(Records)
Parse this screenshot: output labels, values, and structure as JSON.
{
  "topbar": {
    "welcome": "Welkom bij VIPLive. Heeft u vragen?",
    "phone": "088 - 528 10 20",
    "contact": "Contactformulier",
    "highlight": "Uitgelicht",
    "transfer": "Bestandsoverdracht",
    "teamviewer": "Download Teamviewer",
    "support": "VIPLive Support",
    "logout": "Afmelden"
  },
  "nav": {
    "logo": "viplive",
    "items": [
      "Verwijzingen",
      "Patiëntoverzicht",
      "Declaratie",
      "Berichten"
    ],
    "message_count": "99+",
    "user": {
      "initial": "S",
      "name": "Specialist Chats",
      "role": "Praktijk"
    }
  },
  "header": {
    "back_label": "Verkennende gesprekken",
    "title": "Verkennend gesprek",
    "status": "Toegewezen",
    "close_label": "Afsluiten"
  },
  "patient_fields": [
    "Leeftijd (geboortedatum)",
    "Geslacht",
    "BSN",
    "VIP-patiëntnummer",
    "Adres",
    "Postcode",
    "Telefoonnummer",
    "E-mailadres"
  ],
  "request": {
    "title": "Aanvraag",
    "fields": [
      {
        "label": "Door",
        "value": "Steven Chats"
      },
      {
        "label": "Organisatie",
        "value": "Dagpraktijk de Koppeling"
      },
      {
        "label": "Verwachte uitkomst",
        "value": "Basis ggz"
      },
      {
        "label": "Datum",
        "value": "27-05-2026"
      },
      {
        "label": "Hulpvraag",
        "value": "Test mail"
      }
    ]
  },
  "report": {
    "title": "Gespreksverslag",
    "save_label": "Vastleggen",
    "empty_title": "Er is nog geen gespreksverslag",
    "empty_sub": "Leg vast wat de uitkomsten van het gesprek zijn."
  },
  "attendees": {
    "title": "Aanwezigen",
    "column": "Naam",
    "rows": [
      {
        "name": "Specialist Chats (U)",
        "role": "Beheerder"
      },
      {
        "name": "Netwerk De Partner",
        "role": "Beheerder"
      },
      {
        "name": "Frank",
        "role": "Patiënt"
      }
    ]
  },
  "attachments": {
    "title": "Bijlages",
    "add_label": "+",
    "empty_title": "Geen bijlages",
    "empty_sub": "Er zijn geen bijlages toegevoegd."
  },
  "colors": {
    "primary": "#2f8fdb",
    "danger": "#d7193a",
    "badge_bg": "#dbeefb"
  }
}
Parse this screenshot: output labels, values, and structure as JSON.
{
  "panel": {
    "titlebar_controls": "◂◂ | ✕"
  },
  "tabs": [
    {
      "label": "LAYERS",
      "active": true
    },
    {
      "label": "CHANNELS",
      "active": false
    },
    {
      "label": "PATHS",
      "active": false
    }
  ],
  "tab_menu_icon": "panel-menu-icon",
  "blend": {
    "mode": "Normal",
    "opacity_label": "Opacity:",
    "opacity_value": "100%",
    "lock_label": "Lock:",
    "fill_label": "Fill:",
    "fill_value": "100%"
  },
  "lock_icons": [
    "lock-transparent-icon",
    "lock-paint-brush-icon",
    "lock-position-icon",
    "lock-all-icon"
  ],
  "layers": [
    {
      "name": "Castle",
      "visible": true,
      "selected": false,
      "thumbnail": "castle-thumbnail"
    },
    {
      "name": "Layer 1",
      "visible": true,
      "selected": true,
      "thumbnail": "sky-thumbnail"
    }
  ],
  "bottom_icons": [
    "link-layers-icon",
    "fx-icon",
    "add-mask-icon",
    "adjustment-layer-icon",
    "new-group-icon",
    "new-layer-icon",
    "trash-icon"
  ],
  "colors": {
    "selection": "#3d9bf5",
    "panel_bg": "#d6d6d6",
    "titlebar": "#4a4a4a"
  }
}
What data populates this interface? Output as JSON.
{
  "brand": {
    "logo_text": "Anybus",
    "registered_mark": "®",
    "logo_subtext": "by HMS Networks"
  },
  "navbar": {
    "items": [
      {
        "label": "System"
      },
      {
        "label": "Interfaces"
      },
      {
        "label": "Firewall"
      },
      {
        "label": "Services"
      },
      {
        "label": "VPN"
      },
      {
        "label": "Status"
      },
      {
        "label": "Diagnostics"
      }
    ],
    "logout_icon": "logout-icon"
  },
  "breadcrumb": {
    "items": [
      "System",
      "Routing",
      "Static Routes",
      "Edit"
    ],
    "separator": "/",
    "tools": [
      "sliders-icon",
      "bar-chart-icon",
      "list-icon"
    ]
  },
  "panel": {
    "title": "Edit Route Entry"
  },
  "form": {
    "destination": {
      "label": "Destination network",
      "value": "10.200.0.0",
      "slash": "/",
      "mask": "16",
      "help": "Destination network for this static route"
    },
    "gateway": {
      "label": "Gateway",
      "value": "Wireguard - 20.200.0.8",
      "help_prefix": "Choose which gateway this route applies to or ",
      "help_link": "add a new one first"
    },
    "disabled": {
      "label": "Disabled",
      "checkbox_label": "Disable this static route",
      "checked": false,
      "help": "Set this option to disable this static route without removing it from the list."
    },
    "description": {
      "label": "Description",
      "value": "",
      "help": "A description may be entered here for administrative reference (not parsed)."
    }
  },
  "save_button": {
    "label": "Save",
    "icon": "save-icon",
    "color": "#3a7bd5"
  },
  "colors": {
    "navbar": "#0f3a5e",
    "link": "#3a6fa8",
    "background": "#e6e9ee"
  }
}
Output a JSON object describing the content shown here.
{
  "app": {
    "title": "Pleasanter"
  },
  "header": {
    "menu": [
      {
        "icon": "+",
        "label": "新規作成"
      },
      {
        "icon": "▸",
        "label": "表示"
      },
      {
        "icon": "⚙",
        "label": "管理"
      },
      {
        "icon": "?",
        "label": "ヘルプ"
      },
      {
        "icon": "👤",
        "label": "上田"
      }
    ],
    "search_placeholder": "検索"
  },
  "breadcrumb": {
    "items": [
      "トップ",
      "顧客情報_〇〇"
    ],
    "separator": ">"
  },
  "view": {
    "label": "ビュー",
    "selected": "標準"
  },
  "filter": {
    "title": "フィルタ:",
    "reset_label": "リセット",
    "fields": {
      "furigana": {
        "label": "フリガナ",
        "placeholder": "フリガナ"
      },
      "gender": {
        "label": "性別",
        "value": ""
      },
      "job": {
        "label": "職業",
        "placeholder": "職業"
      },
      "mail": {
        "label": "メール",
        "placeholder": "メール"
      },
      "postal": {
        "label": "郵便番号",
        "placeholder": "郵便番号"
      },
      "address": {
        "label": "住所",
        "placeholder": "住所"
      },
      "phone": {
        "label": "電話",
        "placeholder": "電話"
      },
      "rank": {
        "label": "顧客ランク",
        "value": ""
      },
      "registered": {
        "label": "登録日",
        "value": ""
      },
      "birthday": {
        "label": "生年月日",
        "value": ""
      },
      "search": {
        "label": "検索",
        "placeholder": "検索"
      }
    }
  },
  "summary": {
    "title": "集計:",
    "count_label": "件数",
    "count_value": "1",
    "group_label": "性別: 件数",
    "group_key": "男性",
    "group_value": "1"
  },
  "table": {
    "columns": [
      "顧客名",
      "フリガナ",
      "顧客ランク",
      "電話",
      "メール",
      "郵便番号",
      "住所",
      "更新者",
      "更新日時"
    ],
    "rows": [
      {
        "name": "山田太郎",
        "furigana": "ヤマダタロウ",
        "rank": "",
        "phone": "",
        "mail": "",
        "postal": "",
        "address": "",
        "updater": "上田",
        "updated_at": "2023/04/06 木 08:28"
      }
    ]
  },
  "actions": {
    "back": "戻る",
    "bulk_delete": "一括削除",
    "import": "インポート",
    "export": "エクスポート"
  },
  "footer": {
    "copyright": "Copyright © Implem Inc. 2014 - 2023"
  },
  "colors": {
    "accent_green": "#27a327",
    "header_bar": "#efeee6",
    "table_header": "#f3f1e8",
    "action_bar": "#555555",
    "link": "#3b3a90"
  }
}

■ WRITTEN TASK ■
Return every line above that contains the word "name".

■ CORRECT ANSWER ■
      "name": "Specialist Chats",
        "name": "Specialist Chats (U)",
        "name": "Netwerk De Partner",
        "name": "Frank",
      "name": "Castle",
      "name": "Layer 1",
        "name": "山田太郎",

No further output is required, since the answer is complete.